**Work to do**. Copy nothing but the text: reproduce each line of the listing exactly and leave the pictures out.
:: Data for this task ::
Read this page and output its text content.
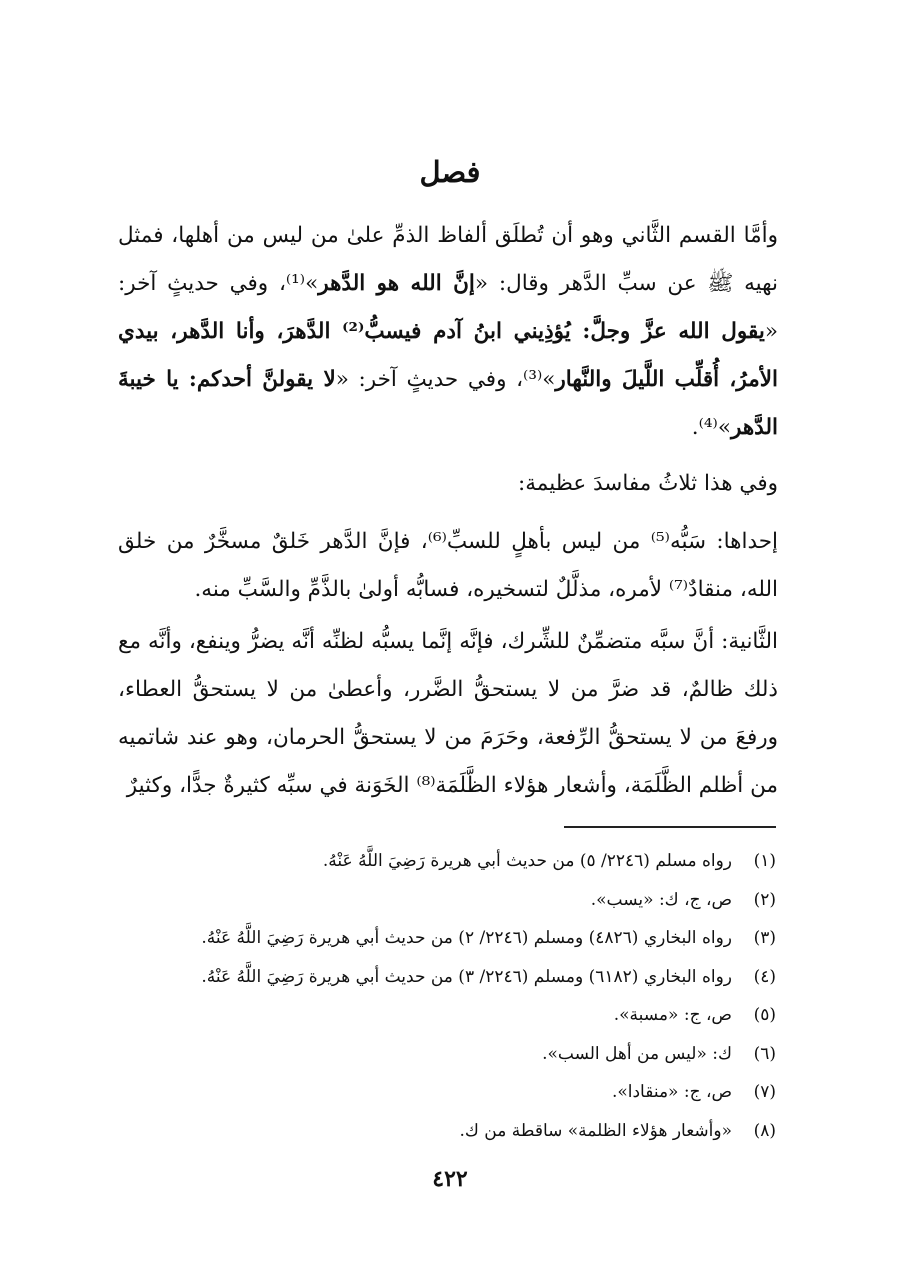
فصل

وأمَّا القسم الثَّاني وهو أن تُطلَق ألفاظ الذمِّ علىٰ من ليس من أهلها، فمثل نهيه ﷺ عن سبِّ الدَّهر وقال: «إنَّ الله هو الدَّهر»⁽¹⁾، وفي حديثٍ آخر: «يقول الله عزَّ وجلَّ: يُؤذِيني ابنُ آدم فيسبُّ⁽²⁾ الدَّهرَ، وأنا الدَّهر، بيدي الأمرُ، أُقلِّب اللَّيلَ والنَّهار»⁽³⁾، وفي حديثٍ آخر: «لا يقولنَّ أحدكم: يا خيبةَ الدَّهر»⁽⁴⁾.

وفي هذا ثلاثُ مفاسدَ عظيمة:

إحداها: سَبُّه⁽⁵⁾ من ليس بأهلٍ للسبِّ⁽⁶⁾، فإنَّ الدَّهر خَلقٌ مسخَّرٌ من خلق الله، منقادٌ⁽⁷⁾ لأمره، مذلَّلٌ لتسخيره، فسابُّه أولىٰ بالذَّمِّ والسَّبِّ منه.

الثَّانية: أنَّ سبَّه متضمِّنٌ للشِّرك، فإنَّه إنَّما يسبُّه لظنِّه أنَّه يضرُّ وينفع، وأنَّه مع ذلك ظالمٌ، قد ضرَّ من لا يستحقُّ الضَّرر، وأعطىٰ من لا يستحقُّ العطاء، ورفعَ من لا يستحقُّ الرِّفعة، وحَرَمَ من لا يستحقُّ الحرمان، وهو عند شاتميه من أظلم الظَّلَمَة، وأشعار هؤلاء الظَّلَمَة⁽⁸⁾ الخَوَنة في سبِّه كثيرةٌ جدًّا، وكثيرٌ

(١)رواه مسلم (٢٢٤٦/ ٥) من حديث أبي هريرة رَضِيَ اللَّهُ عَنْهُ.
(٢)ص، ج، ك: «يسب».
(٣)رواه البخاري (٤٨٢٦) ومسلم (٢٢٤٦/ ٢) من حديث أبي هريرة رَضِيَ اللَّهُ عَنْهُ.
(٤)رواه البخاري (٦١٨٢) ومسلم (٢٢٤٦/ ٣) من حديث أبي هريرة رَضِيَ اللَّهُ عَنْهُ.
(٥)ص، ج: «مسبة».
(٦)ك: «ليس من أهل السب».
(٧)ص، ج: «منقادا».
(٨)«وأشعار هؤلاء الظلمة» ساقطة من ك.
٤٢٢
:::
**Worked solution**.
Read this page and output its text content.
فصل

وأمَّا القسم الثَّاني وهو أن تُطلَق ألفاظ الذمِّ علىٰ من ليس من أهلها، فمثل نهيه ﷺ عن سبِّ الدَّهر وقال: «إنَّ الله هو الدَّهر»⁽¹⁾، وفي حديثٍ آخر: «يقول الله عزَّ وجلَّ: يُؤذِيني ابنُ آدم فيسبُّ⁽²⁾ الدَّهرَ، وأنا الدَّهر، بيدي الأمرُ، أُقلِّب اللَّيلَ والنَّهار»⁽³⁾، وفي حديثٍ آخر: «لا يقولنَّ أحدكم: يا خيبةَ الدَّهر»⁽⁴⁾.

وفي هذا ثلاثُ مفاسدَ عظيمة:

إحداها: سَبُّه⁽⁵⁾ من ليس بأهلٍ للسبِّ⁽⁶⁾، فإنَّ الدَّهر خَلقٌ مسخَّرٌ من خلق الله، منقادٌ⁽⁷⁾ لأمره، مذلَّلٌ لتسخيره، فسابُّه أولىٰ بالذَّمِّ والسَّبِّ منه.

الثَّانية: أنَّ سبَّه متضمِّنٌ للشِّرك، فإنَّه إنَّما يسبُّه لظنِّه أنَّه يضرُّ وينفع، وأنَّه مع ذلك ظالمٌ، قد ضرَّ من لا يستحقُّ الضَّرر، وأعطىٰ من لا يستحقُّ العطاء، ورفعَ من لا يستحقُّ الرِّفعة، وحَرَمَ من لا يستحقُّ الحرمان، وهو عند شاتميه من أظلم الظَّلَمَة، وأشعار هؤلاء الظَّلَمَة⁽⁸⁾ الخَوَنة في سبِّه كثيرةٌ جدًّا، وكثيرٌ

(١)رواه مسلم (٢٢٤٦/ ٥) من حديث أبي هريرة رَضِيَ اللَّهُ عَنْهُ.
(٢)ص، ج، ك: «يسب».
(٣)رواه البخاري (٤٨٢٦) ومسلم (٢٢٤٦/ ٢) من حديث أبي هريرة رَضِيَ اللَّهُ عَنْهُ.
(٤)رواه البخاري (٦١٨٢) ومسلم (٢٢٤٦/ ٣) من حديث أبي هريرة رَضِيَ اللَّهُ عَنْهُ.
(٥)ص، ج: «مسبة».
(٦)ك: «ليس من أهل السب».
(٧)ص، ج: «منقادا».
(٨)«وأشعار هؤلاء الظلمة» ساقطة من ك.
٤٢٢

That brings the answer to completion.